Write out the full set of records exactly. Any pictures in them do not belong in the copy.

## DATA ROWS
========
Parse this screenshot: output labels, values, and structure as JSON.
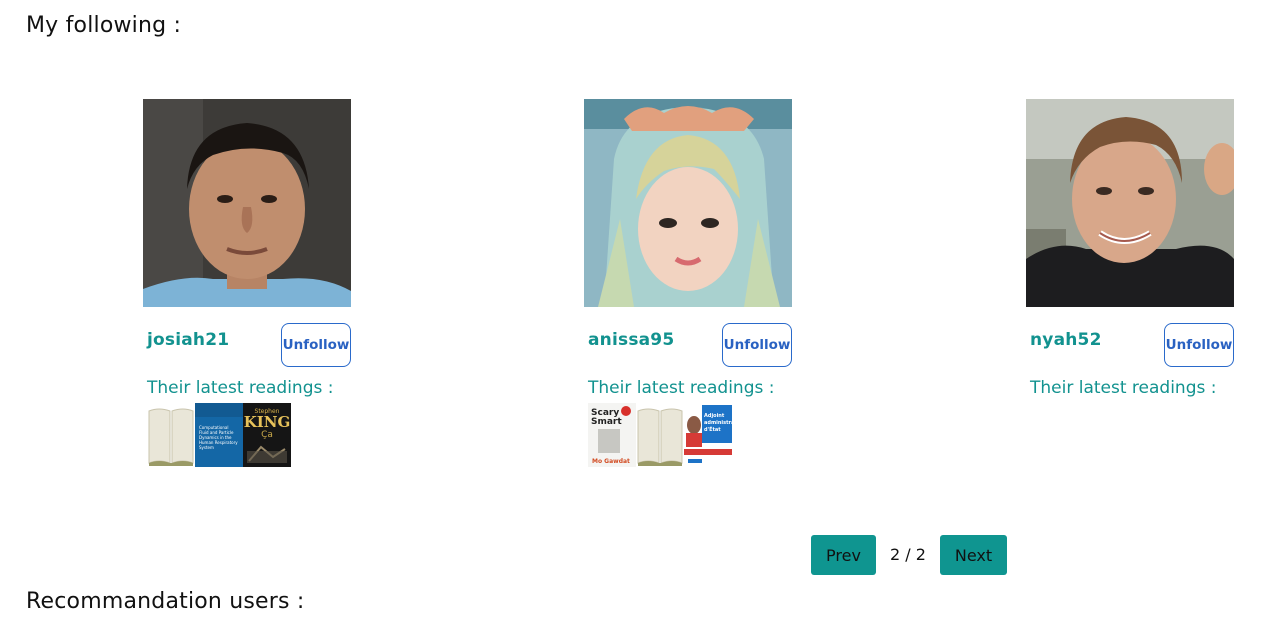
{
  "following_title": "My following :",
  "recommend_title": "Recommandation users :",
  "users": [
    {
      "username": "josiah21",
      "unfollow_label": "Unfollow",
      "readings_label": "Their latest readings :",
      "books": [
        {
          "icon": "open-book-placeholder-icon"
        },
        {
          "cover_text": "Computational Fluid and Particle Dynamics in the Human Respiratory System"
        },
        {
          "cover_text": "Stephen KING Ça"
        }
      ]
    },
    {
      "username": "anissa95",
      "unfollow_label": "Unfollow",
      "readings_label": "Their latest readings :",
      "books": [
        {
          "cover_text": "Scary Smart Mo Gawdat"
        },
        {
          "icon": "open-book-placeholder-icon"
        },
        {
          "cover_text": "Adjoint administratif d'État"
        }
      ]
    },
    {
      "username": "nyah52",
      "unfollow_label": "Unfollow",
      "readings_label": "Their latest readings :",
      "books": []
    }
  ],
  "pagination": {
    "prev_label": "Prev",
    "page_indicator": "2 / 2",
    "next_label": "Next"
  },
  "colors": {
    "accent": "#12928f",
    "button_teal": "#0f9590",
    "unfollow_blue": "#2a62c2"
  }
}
========
## RESPONSE FOR THIS EXERCISE
Parse this screenshot: output labels, values, and structure as JSON.
{
  "following_title": "My following :",
  "recommend_title": "Recommandation users :",
  "users": [
    {
      "username": "josiah21",
      "unfollow_label": "Unfollow",
      "readings_label": "Their latest readings :",
      "books": [
        {
          "icon": "open-book-placeholder-icon"
        },
        {
          "cover_text": "Computational Fluid and Particle Dynamics in the Human Respiratory System"
        },
        {
          "cover_text": "Stephen KING Ça"
        }
      ]
    },
    {
      "username": "anissa95",
      "unfollow_label": "Unfollow",
      "readings_label": "Their latest readings :",
      "books": [
        {
          "cover_text": "Scary Smart Mo Gawdat"
        },
        {
          "icon": "open-book-placeholder-icon"
        },
        {
          "cover_text": "Adjoint administratif d'État"
        }
      ]
    },
    {
      "username": "nyah52",
      "unfollow_label": "Unfollow",
      "readings_label": "Their latest readings :",
      "books": []
    }
  ],
  "pagination": {
    "prev_label": "Prev",
    "page_indicator": "2 / 2",
    "next_label": "Next"
  },
  "colors": {
    "accent": "#12928f",
    "button_teal": "#0f9590",
    "unfollow_blue": "#2a62c2"
  }
}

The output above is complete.